* begin *

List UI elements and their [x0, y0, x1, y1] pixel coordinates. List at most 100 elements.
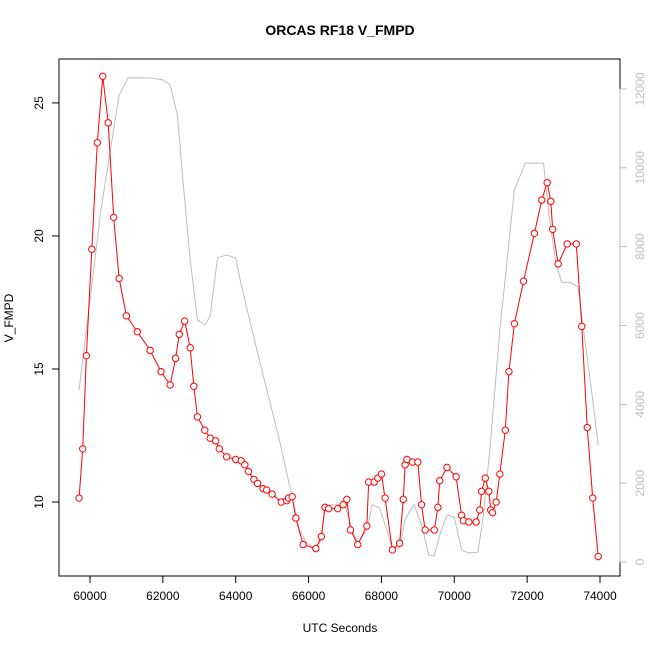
data-point: [324, 504, 333, 513]
series-line: [78, 76, 599, 557]
data-point: [510, 320, 519, 328]
data-point: [109, 213, 118, 222]
data-point: [133, 328, 142, 336]
data-point: [253, 479, 262, 488]
data-point: [244, 467, 253, 476]
data-point: [443, 463, 451, 472]
data-point: [104, 119, 112, 127]
x-axis-label: UTC Seconds: [303, 621, 378, 635]
data-point: [477, 487, 486, 496]
data-point: [268, 490, 276, 498]
data-point: [79, 445, 87, 453]
data-point: [414, 458, 422, 466]
x-tick-label: 64000: [219, 589, 253, 603]
data-point: [211, 437, 220, 445]
data-point: [554, 260, 562, 268]
data-point: [417, 500, 426, 509]
data-point: [171, 354, 180, 363]
data-point: [292, 514, 300, 522]
data-point: [476, 506, 484, 514]
data-point: [388, 546, 397, 554]
data-point: [175, 330, 183, 339]
series-line: [78, 77, 599, 557]
chart-title: ORCAS RF18 V_FMPD: [265, 22, 414, 38]
y2-tick-label: 10000: [633, 151, 647, 185]
data-point: [88, 245, 96, 253]
data-point: [436, 477, 444, 485]
data-point: [501, 426, 509, 434]
data-point: [115, 274, 123, 283]
data-point: [288, 493, 296, 501]
y-tick-label: 20: [32, 229, 46, 243]
data-point: [377, 470, 386, 478]
data-point: [334, 504, 342, 513]
data-point: [583, 423, 591, 432]
plot-box: [58, 58, 621, 577]
x-tick-label: 74000: [583, 589, 617, 603]
data-point: [215, 445, 224, 453]
data-point: [363, 522, 371, 530]
data-point: [430, 526, 438, 534]
data-point: [452, 473, 460, 481]
data-point: [93, 139, 101, 147]
data-point: [530, 229, 539, 237]
data-point: [538, 196, 546, 204]
data-point: [395, 539, 404, 547]
y-tick-label: 10: [32, 495, 46, 509]
data-point: [381, 494, 389, 502]
data-point: [578, 322, 586, 331]
data-point: [99, 72, 107, 80]
y2-tick-label: 6000: [633, 312, 647, 339]
y2-tick-label: 2000: [633, 469, 647, 496]
data-point: [572, 240, 581, 248]
x-tick-label: 62000: [146, 589, 180, 603]
data-point: [548, 225, 557, 233]
data-point: [317, 532, 326, 541]
y2-tick-label: 0: [633, 558, 647, 565]
data-point: [354, 540, 362, 549]
data-point: [181, 317, 189, 325]
data-point: [146, 346, 154, 355]
data-point: [589, 494, 597, 502]
data-point: [186, 344, 194, 352]
data-point: [543, 179, 551, 187]
y-axis-label: V_FMPD: [2, 293, 16, 342]
data-point: [339, 500, 347, 509]
data-point: [481, 474, 489, 482]
data-point: [594, 552, 602, 561]
data-point: [505, 367, 513, 376]
data-point: [157, 367, 165, 376]
x-tick-label: 66000: [292, 589, 326, 603]
data-point: [399, 495, 407, 504]
data-point: [299, 540, 307, 549]
data-point: [519, 277, 528, 285]
y-tick-label: 15: [32, 362, 46, 376]
y2-tick-label: 12000: [633, 72, 647, 106]
data-point: [343, 495, 351, 504]
data-point: [222, 453, 231, 461]
data-point: [166, 381, 174, 389]
data-point: [492, 498, 500, 506]
data-point: [563, 240, 571, 248]
data-point: [434, 503, 442, 512]
y2-tick-label: 8000: [633, 233, 647, 260]
data-point: [190, 382, 198, 390]
data-point: [75, 494, 83, 502]
data-point: [547, 197, 555, 206]
data-point: [485, 487, 493, 496]
y2-tick-label: 4000: [633, 391, 647, 418]
data-point: [312, 544, 320, 553]
y-tick-label: 25: [32, 96, 46, 110]
data-point: [496, 470, 504, 478]
x-tick-label: 68000: [365, 589, 399, 603]
data-point: [193, 413, 202, 421]
data-point: [262, 486, 271, 494]
x-tick-label: 60000: [73, 589, 107, 603]
data-point: [122, 312, 131, 320]
x-tick-label: 72000: [510, 589, 544, 603]
x-tick-label: 70000: [438, 589, 472, 603]
data-point: [488, 508, 497, 517]
data-point: [421, 526, 429, 534]
data-point: [346, 526, 355, 534]
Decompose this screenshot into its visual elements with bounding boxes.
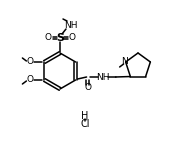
- Text: Cl: Cl: [80, 119, 90, 129]
- Text: NH: NH: [96, 73, 109, 81]
- Text: S: S: [56, 33, 64, 43]
- Text: H: H: [81, 111, 89, 121]
- Text: O: O: [69, 33, 75, 42]
- Text: O: O: [84, 84, 91, 93]
- Text: O: O: [27, 75, 34, 85]
- Text: N: N: [121, 58, 128, 66]
- Text: O: O: [27, 58, 34, 66]
- Text: NH: NH: [64, 20, 78, 29]
- Text: O: O: [45, 33, 52, 42]
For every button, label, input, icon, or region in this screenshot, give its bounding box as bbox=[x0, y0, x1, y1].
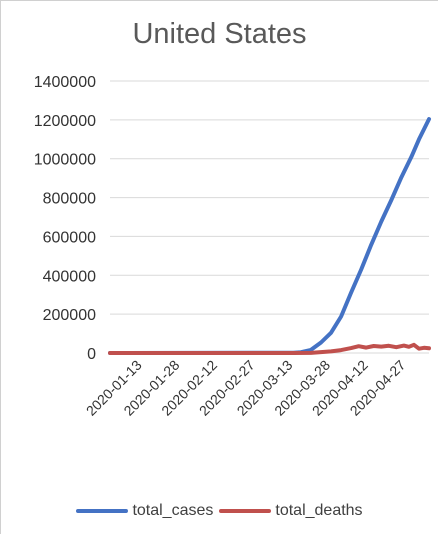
series-lines bbox=[108, 117, 431, 355]
y-tick-label: 1000000 bbox=[34, 152, 96, 169]
y-tick-label: 1400000 bbox=[34, 74, 96, 91]
legend-item-total-cases: total_cases bbox=[76, 502, 213, 520]
y-tick-label: 0 bbox=[87, 346, 96, 363]
legend-item-total-deaths: total_deaths bbox=[219, 502, 363, 520]
series-line-total-deaths bbox=[108, 342, 431, 355]
y-tick-label: 800000 bbox=[43, 191, 96, 208]
legend-swatch-total-deaths bbox=[219, 509, 272, 513]
legend-swatch-total-cases bbox=[76, 509, 129, 513]
y-axis-ticks: 0 200000 400000 600000 800000 1000000 1200000 1… bbox=[34, 74, 96, 363]
y-tick-label: 200000 bbox=[43, 307, 96, 324]
y-tick-label: 600000 bbox=[43, 229, 96, 246]
legend: total_cases total_deaths bbox=[0, 499, 439, 523]
legend-label-total-deaths: total_deaths bbox=[275, 502, 363, 519]
x-axis-ticks: 2020-01-132020-01-282020-02-122020-02-27… bbox=[83, 357, 409, 419]
y-tick-label: 400000 bbox=[43, 268, 96, 285]
gridlines bbox=[110, 80, 429, 354]
chart-title: United States bbox=[132, 18, 307, 50]
y-tick-label: 1200000 bbox=[34, 113, 96, 130]
legend-label-total-cases: total_cases bbox=[132, 502, 214, 519]
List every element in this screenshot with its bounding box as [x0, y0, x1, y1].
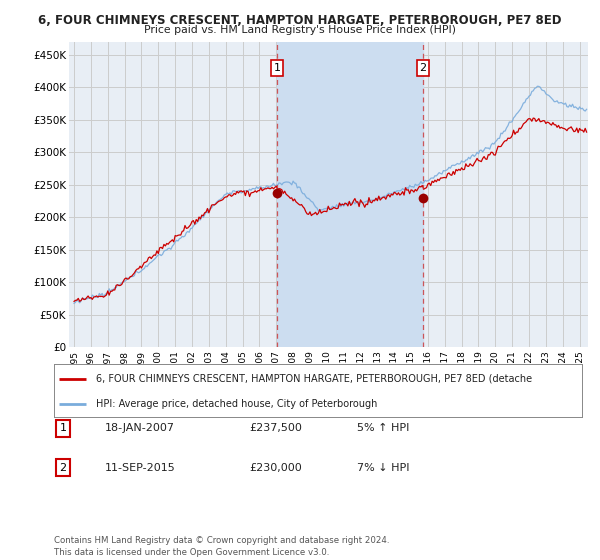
Text: 18-JAN-2007: 18-JAN-2007: [105, 423, 175, 433]
Text: Contains HM Land Registry data © Crown copyright and database right 2024.
This d: Contains HM Land Registry data © Crown c…: [54, 536, 389, 557]
Text: 6, FOUR CHIMNEYS CRESCENT, HAMPTON HARGATE, PETERBOROUGH, PE7 8ED (detache: 6, FOUR CHIMNEYS CRESCENT, HAMPTON HARGA…: [96, 374, 532, 384]
Text: 2: 2: [59, 463, 67, 473]
Text: 11-SEP-2015: 11-SEP-2015: [105, 463, 176, 473]
Bar: [277, 42, 423, 347]
Text: 6, FOUR CHIMNEYS CRESCENT, HAMPTON HARGATE, PETERBOROUGH, PE7 8ED: 6, FOUR CHIMNEYS CRESCENT, HAMPTON HARGA…: [38, 14, 562, 27]
Text: 2: 2: [419, 63, 427, 73]
Text: 5% ↑ HPI: 5% ↑ HPI: [357, 423, 409, 433]
Text: Price paid vs. HM Land Registry's House Price Index (HPI): Price paid vs. HM Land Registry's House …: [144, 25, 456, 35]
Text: 1: 1: [59, 423, 67, 433]
Text: 1: 1: [274, 63, 281, 73]
Text: £230,000: £230,000: [249, 463, 302, 473]
Text: £237,500: £237,500: [249, 423, 302, 433]
Text: HPI: Average price, detached house, City of Peterborough: HPI: Average price, detached house, City…: [96, 399, 377, 409]
Text: 7% ↓ HPI: 7% ↓ HPI: [357, 463, 409, 473]
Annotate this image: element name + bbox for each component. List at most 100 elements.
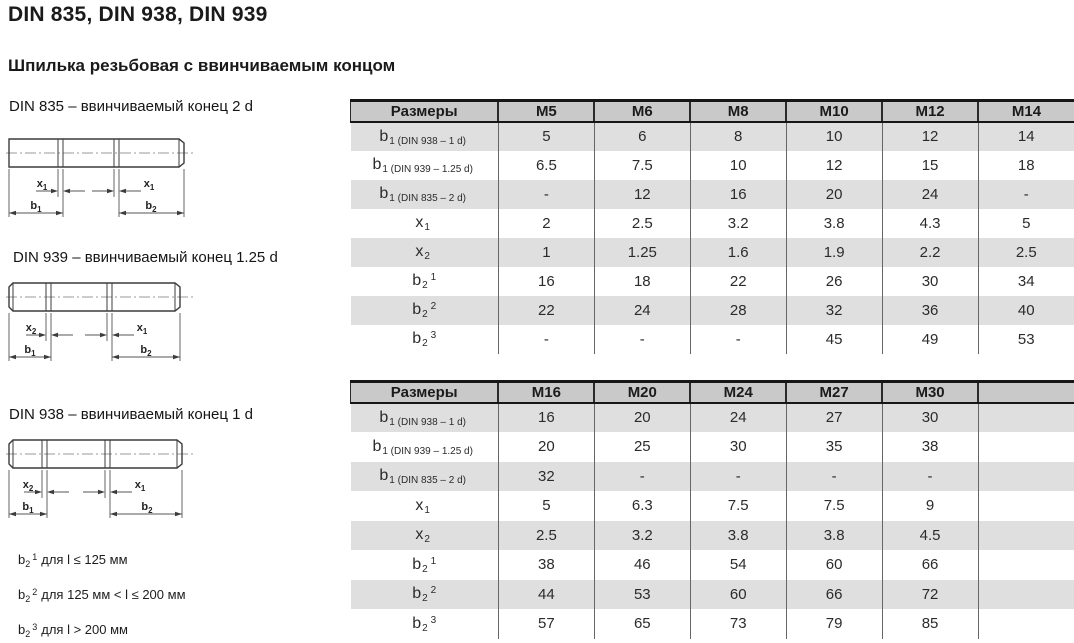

* end *

What to do:
Change "Text" to "Label" in the lines starting at "Text: 18-JAN-2007: 18-JAN-2007: [105, 423, 175, 433]" and ending at "This d: Contains", and give only those lines back with nothing else altered.

Written reply:
Label: 18-JAN-2007: 18-JAN-2007: [105, 423, 175, 433]
Label: Contains HM Land Registry data © Crown copyright and database right 2024.
This d: Contains HM Land Registry data © Crown c…: [54, 536, 389, 557]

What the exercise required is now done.